Do this
How many lines of the entries below include the word "users"? Answer with the number alone.
##############################
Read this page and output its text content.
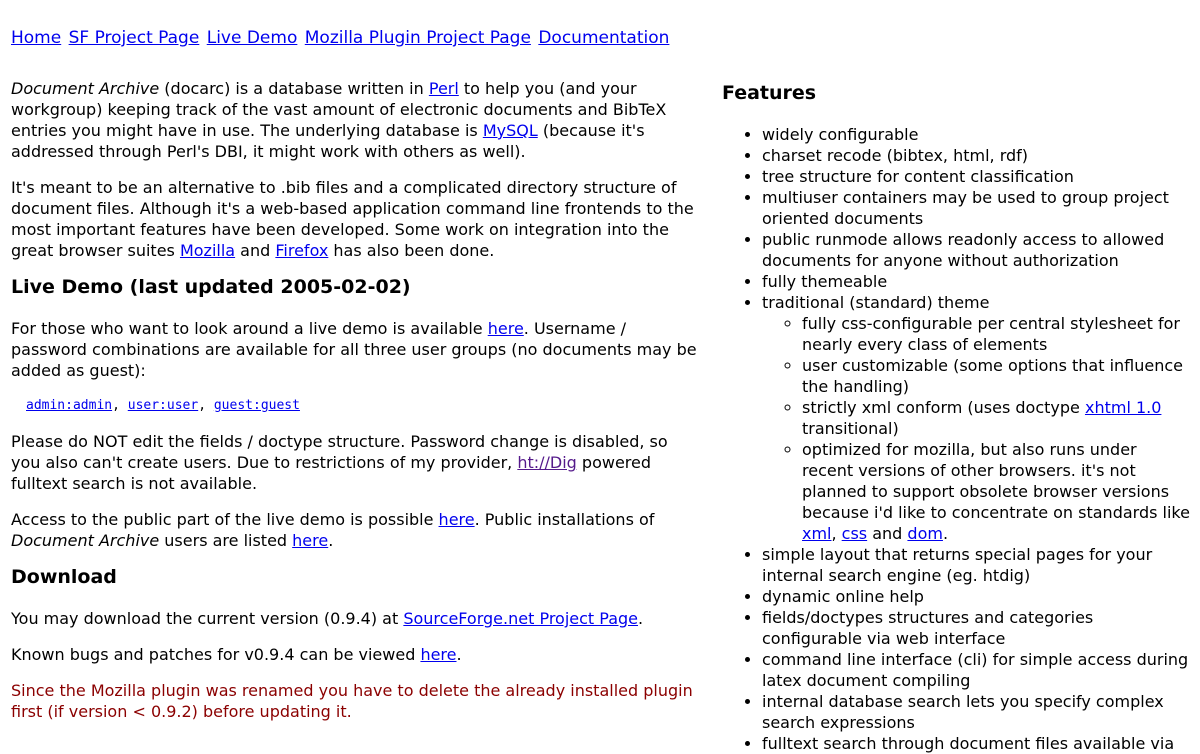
Home SF Project Page Live Demo Mozilla Plugin Project Page Documentation

Document Archive (docarc) is a database written in Perl to help you (and your workgroup) keeping track of the vast amount of electronic documents and BibTeX entries you might have in use. The underlying database is MySQL (because it's addressed through Perl's DBI, it might work with others as well).

It's meant to be an alternative to .bib files and a complicated directory structure of document files. Although it's a web-based application command line frontends to the most important features have been developed. Some work on integration into the great browser suites Mozilla and Firefox has also been done.

Live Demo (last updated 2005-02-02)

For those who want to look around a live demo is available here. Username / password combinations are available for all three user groups (no documents may be added as guest):

admin:admin, user:user, guest:guest

Please do NOT edit the fields / doctype structure. Password change is disabled, so you also can't create users. Due to restrictions of my provider, ht://Dig powered fulltext search is not available.

Access to the public part of the live demo is possible here. Public installations of Document Archive users are listed here.

Download

You may download the current version (0.9.4) at SourceForge.net Project Page.

Known bugs and patches for v0.9.4 can be viewed here.

Since the Mozilla plugin was renamed you have to delete the already installed plugin first (if version < 0.9.2) before updating it.

Features
• widely configurable
• charset recode (bibtex, html, rdf)
• tree structure for content classification
• multiuser containers may be used to group project oriented documents
• public runmode allows readonly access to allowed documents for anyone without authorization
• fully themeable
• traditional (standard) theme
◦ fully css-configurable per central stylesheet for nearly every class of elements
◦ user customizable (some options that influence the handling)
◦ strictly xml conform (uses doctype xhtml 1.0 transitional)
◦ optimized for mozilla, but also runs under recent versions of other browsers. it's not planned to support obsolete browser versions because i'd like to concentrate on standards like xml, css and dom.
• simple layout that returns special pages for your internal search engine (eg. htdig)
• dynamic online help
• fields/doctypes structures and categories configurable via web interface
• command line interface (cli) for simple access during latex document compiling
• internal database search lets you specify complex search expressions
• fulltext search through document files available via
##############################
Exercise response
2